### TASK PROMPT
Records follow. Copy every line with "title".

(Rows from a figure dataset)
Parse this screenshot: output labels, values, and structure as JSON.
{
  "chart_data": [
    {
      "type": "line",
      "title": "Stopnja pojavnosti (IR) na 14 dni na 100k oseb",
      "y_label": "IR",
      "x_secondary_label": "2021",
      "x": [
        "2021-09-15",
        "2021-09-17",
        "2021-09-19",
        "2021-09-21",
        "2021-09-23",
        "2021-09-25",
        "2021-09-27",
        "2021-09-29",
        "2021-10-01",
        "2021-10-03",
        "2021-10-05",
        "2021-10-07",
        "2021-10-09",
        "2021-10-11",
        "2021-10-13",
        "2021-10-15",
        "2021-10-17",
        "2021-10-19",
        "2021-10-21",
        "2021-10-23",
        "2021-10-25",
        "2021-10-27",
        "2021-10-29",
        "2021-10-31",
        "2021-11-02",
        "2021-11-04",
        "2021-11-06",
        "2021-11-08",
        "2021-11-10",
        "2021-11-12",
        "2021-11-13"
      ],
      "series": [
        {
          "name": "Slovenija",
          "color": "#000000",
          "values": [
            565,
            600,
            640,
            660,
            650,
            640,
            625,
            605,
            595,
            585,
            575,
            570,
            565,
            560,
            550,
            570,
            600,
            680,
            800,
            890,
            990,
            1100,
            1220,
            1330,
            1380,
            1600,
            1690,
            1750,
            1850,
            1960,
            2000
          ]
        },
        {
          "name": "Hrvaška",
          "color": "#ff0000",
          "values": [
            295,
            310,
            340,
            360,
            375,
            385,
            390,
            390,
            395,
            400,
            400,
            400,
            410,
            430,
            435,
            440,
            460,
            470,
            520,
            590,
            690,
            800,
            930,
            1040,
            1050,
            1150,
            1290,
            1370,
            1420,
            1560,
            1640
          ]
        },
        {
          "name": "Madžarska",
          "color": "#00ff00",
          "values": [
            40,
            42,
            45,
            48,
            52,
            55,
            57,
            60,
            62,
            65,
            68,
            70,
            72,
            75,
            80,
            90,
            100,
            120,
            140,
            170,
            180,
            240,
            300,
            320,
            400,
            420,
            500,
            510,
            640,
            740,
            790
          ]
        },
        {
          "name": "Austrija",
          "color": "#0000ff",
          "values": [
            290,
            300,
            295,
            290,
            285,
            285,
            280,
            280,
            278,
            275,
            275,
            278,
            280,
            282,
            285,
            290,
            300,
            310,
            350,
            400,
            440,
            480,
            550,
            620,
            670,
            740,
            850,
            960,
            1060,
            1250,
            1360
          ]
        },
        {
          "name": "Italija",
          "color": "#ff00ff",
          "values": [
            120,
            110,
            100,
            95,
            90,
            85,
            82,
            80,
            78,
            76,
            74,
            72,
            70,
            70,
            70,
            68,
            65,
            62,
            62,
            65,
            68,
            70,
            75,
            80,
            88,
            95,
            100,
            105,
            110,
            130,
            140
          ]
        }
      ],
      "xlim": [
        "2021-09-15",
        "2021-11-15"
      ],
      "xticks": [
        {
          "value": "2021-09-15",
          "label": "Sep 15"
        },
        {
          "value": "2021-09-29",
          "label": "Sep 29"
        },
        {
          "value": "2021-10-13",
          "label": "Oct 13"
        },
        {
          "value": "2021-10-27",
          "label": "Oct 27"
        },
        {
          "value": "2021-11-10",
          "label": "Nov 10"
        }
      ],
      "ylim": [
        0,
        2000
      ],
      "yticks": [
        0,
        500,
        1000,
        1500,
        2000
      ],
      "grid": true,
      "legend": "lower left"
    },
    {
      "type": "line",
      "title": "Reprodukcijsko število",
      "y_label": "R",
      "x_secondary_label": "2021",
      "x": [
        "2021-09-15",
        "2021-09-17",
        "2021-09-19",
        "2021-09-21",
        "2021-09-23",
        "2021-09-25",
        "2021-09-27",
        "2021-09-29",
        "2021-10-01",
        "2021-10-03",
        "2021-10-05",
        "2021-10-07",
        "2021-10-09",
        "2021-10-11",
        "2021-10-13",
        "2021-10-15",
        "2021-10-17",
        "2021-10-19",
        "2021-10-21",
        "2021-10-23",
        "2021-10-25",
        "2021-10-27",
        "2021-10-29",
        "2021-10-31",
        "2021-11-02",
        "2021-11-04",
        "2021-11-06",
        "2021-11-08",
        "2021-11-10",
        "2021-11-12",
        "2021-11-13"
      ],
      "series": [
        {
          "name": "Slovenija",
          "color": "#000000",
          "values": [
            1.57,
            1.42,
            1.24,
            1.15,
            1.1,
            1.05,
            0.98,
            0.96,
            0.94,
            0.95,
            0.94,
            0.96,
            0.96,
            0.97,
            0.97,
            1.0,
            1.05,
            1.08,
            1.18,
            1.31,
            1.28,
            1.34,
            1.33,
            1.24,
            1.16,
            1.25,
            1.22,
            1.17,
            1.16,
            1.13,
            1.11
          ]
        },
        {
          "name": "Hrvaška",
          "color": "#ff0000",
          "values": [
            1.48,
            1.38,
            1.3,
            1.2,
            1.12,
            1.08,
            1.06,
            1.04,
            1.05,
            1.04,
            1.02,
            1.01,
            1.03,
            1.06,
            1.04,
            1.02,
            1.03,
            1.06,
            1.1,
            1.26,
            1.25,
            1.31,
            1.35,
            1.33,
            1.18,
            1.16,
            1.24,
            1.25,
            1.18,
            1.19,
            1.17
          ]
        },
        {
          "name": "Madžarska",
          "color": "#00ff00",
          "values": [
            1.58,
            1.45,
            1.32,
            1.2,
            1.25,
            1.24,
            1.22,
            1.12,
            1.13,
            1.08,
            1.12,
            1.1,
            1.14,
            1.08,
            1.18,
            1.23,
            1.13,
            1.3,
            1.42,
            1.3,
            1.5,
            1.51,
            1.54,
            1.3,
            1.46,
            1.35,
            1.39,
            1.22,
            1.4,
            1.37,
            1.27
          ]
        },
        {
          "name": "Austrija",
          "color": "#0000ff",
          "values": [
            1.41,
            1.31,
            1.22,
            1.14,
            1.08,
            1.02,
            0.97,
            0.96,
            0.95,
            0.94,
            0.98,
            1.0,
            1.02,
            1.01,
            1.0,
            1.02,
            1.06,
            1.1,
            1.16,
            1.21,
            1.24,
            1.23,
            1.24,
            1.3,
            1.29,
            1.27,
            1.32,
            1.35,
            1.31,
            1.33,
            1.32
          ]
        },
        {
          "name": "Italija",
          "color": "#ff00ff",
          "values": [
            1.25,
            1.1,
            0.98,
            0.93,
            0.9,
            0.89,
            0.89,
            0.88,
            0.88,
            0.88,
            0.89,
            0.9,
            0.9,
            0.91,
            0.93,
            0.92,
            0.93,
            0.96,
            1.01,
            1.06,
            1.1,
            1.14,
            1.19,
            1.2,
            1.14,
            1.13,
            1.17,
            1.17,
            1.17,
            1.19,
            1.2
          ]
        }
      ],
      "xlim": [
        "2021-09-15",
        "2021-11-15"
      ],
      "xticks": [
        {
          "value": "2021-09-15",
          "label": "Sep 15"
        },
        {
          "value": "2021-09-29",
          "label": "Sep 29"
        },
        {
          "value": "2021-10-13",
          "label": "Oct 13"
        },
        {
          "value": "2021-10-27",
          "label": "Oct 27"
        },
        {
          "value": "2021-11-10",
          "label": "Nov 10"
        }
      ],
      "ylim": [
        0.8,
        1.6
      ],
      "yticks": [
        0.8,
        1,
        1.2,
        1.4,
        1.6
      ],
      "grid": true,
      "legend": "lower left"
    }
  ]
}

### ANSWER IN FULL
      "title": "Stopnja pojavnosti (IR) na 14 dni na 100k oseb",
      "title": "Reprodukcijsko število",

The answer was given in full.